▶ [Stated exercise]: Repeat every entry in the listing below, exactly.

▶ [Exercise data]:

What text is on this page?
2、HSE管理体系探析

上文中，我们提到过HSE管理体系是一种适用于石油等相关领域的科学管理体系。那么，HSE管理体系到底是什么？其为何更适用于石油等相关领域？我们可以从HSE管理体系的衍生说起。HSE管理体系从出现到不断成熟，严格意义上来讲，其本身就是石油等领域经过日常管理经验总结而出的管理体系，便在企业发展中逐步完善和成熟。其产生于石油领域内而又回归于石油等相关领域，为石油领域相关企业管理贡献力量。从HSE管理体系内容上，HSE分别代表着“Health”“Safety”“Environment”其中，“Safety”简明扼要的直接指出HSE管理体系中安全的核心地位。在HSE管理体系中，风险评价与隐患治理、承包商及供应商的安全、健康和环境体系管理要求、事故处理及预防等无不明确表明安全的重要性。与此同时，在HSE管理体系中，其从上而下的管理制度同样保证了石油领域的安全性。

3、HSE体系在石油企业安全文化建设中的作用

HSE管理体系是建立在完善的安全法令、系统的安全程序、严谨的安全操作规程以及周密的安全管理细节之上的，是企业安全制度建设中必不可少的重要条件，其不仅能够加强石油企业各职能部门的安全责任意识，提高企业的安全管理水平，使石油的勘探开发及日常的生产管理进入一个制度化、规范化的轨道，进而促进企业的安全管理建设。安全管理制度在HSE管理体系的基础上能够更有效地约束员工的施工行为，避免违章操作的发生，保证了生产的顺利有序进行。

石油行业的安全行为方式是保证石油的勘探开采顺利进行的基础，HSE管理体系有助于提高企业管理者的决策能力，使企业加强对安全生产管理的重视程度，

▶ [Solution to the exercise]:
What text is on this page?
2、HSE管理体系探析

上文中，我们提到过HSE管理体系是一种适用于石油等相关领域的科学管理体系。那么，HSE管理体系到底是什么？其为何更适用于石油等相关领域？我们可以从HSE管理体系的衍生说起。HSE管理体系从出现到不断成熟，严格意义上来讲，其本身就是石油等领域经过日常管理经验总结而出的管理体系，便在企业发展中逐步完善和成熟。其产生于石油领域内而又回归于石油等相关领域，为石油领域相关企业管理贡献力量。从HSE管理体系内容上，HSE分别代表着“Health”“Safety”“Environment”其中，“Safety”简明扼要的直接指出HSE管理体系中安全的核心地位。在HSE管理体系中，风险评价与隐患治理、承包商及供应商的安全、健康和环境体系管理要求、事故处理及预防等无不明确表明安全的重要性。与此同时，在HSE管理体系中，其从上而下的管理制度同样保证了石油领域的安全性。

3、HSE体系在石油企业安全文化建设中的作用

HSE管理体系是建立在完善的安全法令、系统的安全程序、严谨的安全操作规程以及周密的安全管理细节之上的，是企业安全制度建设中必不可少的重要条件，其不仅能够加强石油企业各职能部门的安全责任意识，提高企业的安全管理水平，使石油的勘探开发及日常的生产管理进入一个制度化、规范化的轨道，进而促进企业的安全管理建设。安全管理制度在HSE管理体系的基础上能够更有效地约束员工的施工行为，避免违章操作的发生，保证了生产的顺利有序进行。

石油行业的安全行为方式是保证石油的勘探开采顺利进行的基础，HSE管理体系有助于提高企业管理者的决策能力，使企业加强对安全生产管理的重视程度，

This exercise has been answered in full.